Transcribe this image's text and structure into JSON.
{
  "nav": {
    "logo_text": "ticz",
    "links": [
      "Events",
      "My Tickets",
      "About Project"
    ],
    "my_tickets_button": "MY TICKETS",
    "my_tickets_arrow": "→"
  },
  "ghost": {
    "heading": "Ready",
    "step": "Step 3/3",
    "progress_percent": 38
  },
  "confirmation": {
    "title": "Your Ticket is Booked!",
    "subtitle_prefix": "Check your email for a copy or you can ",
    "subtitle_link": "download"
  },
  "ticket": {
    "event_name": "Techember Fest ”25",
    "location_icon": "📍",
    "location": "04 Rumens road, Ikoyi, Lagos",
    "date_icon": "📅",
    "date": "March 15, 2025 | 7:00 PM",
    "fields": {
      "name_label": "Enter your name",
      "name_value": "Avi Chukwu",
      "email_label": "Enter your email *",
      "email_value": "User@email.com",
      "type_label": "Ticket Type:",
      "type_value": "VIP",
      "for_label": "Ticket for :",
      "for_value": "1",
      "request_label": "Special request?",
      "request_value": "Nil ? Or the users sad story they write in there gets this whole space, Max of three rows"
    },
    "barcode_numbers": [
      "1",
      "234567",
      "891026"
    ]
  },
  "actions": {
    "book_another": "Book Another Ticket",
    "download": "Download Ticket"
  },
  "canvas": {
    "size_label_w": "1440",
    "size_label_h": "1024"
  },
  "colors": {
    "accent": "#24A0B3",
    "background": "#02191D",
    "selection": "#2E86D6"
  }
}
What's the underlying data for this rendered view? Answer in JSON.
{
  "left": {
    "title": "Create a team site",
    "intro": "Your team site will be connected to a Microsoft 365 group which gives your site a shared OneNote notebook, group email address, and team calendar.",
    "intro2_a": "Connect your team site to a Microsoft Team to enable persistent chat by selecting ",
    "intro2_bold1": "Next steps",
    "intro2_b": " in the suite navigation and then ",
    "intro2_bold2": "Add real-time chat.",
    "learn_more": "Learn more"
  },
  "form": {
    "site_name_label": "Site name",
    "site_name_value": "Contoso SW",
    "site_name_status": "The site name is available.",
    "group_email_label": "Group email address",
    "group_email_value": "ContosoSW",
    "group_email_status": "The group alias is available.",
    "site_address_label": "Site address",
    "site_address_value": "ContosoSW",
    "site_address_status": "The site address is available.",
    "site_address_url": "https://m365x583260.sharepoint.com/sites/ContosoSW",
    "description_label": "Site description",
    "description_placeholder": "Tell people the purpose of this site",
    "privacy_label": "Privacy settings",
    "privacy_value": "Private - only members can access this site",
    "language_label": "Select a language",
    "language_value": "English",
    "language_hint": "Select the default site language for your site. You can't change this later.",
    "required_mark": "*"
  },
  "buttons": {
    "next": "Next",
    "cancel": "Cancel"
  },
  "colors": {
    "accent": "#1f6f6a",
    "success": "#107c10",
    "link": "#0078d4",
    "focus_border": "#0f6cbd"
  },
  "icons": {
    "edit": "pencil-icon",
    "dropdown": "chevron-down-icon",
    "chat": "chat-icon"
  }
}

===

WRITTEN INSTRUCTION:
Which lines in the listing above hold the word "download"? Show each of them.

WRITTEN RESPONSE:
    "subtitle_link": "download"
    "download": "Download Ticket"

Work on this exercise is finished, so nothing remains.